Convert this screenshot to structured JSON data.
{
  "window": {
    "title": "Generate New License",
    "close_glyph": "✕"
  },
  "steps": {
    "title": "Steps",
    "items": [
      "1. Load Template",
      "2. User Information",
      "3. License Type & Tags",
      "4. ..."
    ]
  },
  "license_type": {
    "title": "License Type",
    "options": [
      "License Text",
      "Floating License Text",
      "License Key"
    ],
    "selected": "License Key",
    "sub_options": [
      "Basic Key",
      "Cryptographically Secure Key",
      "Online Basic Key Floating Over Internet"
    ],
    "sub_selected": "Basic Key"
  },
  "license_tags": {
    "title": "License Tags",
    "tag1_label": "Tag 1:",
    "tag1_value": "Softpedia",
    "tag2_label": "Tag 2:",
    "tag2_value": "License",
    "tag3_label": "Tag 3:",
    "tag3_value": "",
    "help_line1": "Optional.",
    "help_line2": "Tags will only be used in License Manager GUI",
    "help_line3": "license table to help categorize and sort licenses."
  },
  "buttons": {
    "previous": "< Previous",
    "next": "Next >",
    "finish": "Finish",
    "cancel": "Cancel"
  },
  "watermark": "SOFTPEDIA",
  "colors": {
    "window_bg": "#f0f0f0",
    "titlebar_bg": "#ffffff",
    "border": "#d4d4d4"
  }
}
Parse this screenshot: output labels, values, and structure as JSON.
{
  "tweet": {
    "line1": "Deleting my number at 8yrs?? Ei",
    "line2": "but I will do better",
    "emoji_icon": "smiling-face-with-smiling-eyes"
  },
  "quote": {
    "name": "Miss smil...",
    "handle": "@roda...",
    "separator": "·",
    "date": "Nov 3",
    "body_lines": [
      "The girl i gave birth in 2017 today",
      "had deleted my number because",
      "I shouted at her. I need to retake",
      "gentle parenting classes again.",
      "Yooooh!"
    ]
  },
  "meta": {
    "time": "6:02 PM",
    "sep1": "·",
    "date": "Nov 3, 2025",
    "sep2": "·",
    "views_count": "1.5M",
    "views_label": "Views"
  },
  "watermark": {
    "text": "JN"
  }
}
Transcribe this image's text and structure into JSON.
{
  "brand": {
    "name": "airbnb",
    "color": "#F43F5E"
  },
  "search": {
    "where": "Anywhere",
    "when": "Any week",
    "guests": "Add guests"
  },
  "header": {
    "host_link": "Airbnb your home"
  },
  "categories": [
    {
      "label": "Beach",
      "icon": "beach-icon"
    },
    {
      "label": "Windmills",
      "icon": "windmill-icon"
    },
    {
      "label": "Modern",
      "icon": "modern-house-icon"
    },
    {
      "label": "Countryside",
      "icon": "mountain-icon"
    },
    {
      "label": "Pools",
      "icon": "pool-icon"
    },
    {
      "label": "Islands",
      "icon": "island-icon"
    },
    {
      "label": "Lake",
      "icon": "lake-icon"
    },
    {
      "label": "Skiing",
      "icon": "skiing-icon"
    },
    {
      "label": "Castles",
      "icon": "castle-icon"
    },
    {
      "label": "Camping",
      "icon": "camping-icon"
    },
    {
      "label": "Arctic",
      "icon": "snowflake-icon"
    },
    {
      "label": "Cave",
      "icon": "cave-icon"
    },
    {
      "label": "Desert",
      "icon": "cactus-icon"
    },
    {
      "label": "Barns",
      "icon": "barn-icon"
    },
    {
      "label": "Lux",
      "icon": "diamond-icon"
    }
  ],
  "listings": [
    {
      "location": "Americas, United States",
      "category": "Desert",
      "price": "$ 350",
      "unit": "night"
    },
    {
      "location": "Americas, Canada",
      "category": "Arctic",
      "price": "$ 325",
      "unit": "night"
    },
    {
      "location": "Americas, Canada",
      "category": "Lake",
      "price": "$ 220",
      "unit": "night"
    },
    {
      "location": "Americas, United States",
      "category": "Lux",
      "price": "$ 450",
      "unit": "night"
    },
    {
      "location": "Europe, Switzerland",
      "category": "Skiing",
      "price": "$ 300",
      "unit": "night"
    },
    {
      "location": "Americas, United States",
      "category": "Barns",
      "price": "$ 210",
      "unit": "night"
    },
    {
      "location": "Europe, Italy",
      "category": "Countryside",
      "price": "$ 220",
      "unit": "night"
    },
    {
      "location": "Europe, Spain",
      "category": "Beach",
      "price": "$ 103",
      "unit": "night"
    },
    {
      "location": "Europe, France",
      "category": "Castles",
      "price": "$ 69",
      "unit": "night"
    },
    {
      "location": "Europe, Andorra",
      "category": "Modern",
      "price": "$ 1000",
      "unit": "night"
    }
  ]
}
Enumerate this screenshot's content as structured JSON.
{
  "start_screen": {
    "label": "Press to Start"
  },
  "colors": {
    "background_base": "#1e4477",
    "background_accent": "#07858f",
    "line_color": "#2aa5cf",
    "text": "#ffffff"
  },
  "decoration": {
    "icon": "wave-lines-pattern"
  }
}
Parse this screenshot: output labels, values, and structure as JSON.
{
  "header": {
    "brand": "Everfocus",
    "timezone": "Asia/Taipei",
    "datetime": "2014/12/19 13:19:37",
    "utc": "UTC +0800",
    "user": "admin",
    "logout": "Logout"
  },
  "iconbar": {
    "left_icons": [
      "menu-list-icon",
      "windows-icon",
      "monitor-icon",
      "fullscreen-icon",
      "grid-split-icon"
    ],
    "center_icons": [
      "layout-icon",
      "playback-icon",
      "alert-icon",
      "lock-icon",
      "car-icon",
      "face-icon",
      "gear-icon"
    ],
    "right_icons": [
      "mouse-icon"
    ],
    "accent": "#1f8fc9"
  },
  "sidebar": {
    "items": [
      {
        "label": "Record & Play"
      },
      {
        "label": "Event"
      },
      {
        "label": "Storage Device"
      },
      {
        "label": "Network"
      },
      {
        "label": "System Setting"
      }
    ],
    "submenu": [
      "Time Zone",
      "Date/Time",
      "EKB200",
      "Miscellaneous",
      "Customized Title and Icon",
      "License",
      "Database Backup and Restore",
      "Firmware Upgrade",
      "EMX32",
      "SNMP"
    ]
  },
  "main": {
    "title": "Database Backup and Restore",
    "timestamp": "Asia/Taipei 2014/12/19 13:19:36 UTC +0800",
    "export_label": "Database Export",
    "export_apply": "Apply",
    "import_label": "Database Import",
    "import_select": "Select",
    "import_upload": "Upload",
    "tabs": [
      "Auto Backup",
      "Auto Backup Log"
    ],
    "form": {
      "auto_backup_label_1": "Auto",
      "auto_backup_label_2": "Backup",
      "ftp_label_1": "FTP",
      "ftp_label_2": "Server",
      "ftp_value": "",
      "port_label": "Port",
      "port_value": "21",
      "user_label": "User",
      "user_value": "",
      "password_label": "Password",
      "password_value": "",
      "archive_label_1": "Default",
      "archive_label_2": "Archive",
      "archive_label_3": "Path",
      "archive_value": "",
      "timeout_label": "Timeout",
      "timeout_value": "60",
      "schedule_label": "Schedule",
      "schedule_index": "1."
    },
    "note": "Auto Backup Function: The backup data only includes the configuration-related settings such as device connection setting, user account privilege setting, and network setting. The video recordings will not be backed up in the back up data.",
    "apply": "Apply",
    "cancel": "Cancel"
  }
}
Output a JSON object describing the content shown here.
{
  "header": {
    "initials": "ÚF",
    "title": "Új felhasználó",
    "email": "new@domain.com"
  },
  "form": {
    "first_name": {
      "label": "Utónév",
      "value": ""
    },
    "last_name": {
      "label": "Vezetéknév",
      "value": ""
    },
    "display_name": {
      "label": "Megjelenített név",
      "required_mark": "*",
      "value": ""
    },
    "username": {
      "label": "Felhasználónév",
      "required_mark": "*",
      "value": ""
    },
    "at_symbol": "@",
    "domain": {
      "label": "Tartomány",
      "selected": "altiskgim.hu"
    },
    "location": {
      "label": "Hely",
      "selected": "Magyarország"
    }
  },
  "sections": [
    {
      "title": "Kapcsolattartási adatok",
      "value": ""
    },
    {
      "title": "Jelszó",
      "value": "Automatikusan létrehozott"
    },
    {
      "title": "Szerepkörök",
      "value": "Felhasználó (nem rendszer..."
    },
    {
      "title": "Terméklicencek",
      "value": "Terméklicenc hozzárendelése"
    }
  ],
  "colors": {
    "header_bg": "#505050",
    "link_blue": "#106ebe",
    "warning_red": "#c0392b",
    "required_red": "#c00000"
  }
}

= = =

In the records above, how many lines include the string "Restore"? Answer with only the number.

## SOLUTION FOR THIS PROBLEM
2